▶ **SET EXERCISE**: Give the number of lines in the listing that hold the word "sizes". Write nothing but that number.

— begin ENTRIES SUPPLIED —

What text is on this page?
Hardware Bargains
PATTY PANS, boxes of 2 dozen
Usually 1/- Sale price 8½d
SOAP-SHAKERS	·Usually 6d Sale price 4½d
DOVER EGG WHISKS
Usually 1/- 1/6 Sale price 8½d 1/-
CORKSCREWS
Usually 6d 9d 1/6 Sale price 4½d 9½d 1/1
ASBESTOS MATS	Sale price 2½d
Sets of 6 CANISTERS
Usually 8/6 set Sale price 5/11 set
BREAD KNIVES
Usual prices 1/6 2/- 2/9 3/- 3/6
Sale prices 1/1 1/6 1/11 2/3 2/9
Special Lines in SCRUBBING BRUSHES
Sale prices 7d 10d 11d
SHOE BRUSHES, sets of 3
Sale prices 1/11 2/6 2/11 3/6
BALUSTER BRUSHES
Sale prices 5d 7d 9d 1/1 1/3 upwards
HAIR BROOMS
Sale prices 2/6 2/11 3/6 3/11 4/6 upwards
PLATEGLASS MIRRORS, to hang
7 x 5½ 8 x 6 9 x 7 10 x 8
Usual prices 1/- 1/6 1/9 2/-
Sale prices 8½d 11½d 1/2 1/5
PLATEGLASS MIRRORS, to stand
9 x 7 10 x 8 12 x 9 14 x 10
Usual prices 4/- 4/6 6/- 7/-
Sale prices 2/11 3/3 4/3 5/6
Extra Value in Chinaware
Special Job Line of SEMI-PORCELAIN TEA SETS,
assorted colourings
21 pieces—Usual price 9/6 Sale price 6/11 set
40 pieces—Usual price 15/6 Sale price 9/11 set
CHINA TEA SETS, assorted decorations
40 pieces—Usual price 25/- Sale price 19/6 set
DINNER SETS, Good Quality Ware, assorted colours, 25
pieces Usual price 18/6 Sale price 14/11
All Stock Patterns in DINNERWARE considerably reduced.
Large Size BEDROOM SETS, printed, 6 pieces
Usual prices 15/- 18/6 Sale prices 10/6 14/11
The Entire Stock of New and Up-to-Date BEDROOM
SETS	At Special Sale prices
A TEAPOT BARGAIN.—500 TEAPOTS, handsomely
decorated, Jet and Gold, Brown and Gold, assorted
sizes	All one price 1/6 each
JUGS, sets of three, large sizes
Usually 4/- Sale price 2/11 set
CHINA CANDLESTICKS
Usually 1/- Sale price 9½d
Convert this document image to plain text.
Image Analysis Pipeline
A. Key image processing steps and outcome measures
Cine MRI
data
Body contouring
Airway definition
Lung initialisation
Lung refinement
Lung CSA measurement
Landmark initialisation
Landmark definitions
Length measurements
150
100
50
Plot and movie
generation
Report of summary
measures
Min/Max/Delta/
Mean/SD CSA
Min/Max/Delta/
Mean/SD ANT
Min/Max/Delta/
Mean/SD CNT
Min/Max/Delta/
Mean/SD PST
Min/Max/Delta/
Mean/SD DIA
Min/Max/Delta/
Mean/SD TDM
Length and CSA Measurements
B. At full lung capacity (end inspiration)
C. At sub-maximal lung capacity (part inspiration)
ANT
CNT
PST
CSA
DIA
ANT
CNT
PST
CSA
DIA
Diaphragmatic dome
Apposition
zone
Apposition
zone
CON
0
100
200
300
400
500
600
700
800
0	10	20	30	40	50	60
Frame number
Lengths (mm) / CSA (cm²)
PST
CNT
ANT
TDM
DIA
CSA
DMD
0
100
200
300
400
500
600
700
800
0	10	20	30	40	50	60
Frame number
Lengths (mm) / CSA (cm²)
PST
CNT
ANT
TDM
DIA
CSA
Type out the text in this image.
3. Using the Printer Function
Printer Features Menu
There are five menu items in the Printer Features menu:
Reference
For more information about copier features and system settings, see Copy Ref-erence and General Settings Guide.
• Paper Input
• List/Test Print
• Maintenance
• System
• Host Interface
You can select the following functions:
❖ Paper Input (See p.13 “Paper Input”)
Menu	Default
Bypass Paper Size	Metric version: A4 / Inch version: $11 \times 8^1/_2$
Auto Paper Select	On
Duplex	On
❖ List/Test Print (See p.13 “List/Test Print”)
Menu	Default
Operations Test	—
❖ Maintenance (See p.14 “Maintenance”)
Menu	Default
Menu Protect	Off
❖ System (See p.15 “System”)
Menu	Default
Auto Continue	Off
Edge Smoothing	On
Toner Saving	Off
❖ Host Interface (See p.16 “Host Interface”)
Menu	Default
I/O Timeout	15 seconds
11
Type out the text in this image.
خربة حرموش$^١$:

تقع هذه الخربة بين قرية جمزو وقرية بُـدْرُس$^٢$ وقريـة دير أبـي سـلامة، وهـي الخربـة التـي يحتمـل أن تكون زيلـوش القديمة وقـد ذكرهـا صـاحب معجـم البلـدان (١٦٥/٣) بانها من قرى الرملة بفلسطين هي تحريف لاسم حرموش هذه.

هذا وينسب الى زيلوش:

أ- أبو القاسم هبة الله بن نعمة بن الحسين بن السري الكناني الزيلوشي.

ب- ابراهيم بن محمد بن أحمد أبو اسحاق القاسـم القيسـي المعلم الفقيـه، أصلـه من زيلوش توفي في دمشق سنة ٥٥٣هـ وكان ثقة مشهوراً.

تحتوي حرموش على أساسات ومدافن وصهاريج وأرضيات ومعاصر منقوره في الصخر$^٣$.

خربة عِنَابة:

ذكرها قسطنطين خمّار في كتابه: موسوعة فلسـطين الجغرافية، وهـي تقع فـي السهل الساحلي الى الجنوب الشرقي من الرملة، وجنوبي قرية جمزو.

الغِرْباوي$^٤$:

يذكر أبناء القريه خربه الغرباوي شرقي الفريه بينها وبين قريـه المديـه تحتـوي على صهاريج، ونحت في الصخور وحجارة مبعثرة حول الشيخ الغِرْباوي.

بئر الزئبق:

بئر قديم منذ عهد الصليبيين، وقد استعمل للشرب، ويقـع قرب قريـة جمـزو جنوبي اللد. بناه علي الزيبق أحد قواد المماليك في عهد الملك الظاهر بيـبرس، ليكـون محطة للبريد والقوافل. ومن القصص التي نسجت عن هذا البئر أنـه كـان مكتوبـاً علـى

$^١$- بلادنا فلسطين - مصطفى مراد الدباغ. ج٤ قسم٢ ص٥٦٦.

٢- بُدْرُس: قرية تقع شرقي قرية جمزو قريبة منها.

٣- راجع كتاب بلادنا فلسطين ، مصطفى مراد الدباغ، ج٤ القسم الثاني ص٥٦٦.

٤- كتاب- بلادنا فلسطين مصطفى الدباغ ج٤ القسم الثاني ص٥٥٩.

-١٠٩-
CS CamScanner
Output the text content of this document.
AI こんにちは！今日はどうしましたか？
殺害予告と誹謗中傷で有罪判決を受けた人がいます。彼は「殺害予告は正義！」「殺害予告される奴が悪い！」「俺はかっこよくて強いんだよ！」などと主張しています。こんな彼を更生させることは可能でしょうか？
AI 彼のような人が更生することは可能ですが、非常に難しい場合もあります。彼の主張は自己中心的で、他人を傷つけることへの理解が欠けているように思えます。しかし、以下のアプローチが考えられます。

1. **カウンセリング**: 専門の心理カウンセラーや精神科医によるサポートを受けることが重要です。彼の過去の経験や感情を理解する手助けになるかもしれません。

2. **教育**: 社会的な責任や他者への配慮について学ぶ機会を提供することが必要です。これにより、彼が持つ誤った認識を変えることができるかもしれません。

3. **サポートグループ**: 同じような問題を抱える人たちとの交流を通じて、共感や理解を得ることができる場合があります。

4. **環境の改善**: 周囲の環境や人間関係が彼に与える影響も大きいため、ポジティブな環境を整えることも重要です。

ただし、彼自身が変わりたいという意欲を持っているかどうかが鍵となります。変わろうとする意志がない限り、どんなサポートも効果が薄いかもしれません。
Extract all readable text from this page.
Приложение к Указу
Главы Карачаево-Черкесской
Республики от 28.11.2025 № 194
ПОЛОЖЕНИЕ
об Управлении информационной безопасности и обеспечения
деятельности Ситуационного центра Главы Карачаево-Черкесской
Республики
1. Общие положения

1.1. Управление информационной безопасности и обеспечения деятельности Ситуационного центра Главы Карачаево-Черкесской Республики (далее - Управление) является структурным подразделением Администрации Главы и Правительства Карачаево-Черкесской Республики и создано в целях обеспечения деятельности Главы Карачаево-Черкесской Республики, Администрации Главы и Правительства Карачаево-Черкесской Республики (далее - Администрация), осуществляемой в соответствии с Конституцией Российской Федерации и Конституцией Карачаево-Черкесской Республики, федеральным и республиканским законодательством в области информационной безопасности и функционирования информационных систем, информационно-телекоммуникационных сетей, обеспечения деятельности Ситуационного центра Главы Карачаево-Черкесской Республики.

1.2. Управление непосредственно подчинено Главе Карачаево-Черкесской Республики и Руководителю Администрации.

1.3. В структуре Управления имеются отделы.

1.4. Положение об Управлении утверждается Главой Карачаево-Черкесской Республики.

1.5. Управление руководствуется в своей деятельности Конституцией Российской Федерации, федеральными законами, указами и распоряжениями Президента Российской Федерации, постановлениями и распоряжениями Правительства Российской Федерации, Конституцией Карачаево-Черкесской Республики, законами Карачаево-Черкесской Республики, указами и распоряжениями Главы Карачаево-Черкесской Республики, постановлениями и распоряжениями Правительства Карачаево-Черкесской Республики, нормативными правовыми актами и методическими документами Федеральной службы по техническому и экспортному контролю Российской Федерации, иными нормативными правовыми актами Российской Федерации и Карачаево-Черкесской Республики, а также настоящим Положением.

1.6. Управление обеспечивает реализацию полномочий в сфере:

— end ENTRIES SUPPLIED —

▶ **FINAL RESULT**: 2